[START Material for this task]
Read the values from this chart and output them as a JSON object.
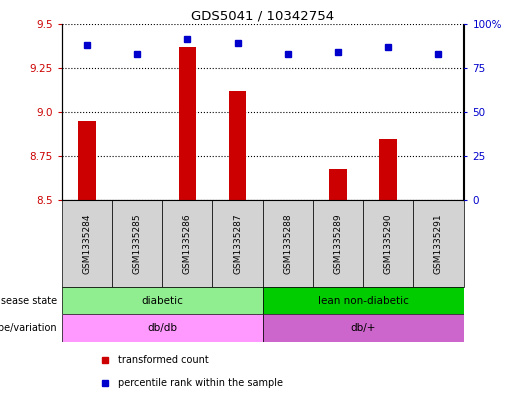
{
  "title": "GDS5041 / 10342754",
  "samples": [
    "GSM1335284",
    "GSM1335285",
    "GSM1335286",
    "GSM1335287",
    "GSM1335288",
    "GSM1335289",
    "GSM1335290",
    "GSM1335291"
  ],
  "transformed_count": [
    8.95,
    8.5,
    9.37,
    9.12,
    8.5,
    8.68,
    8.85,
    8.5
  ],
  "percentile_rank": [
    88,
    83,
    91,
    89,
    83,
    84,
    87,
    83
  ],
  "ylim_left": [
    8.5,
    9.5
  ],
  "ylim_right": [
    0,
    100
  ],
  "yticks_left": [
    8.5,
    8.75,
    9.0,
    9.25,
    9.5
  ],
  "yticks_right": [
    0,
    25,
    50,
    75,
    100
  ],
  "disease_state": [
    {
      "label": "diabetic",
      "start": 0,
      "end": 4,
      "color": "#90EE90"
    },
    {
      "label": "lean non-diabetic",
      "start": 4,
      "end": 8,
      "color": "#00CC00"
    }
  ],
  "genotype": [
    {
      "label": "db/db",
      "start": 0,
      "end": 4,
      "color": "#FF99FF"
    },
    {
      "label": "db/+",
      "start": 4,
      "end": 8,
      "color": "#CC66CC"
    }
  ],
  "bar_color": "#CC0000",
  "dot_color": "#0000CC",
  "grid_color": "#000000",
  "axis_bg": "#E8E8E8",
  "left_axis_color": "#CC0000",
  "right_axis_color": "#0000CC",
  "legend_items": [
    {
      "label": "transformed count",
      "color": "#CC0000",
      "marker": "s"
    },
    {
      "label": "percentile rank within the sample",
      "color": "#0000CC",
      "marker": "s"
    }
  ],
  "row_labels": [
    "disease state",
    "genotype/variation"
  ],
  "base_value": 8.5
}
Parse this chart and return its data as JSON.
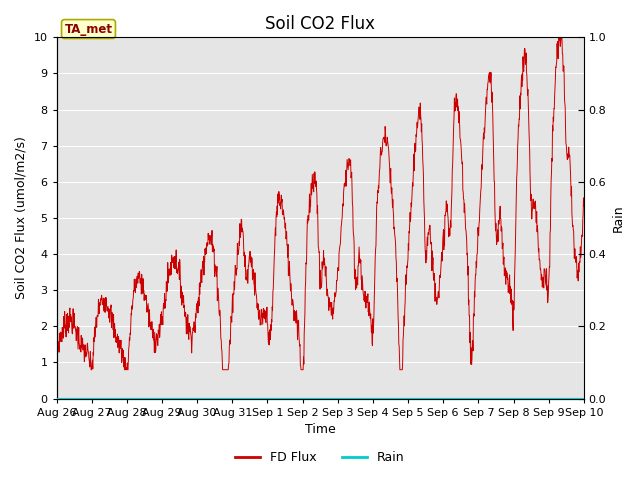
[END Material for this task]
**What to work on**
Check every line for "chart" and show the ones that have it.

**Written response**
Read the values from this chart and output them as a JSON object.
Parse this chart and return its data as JSON.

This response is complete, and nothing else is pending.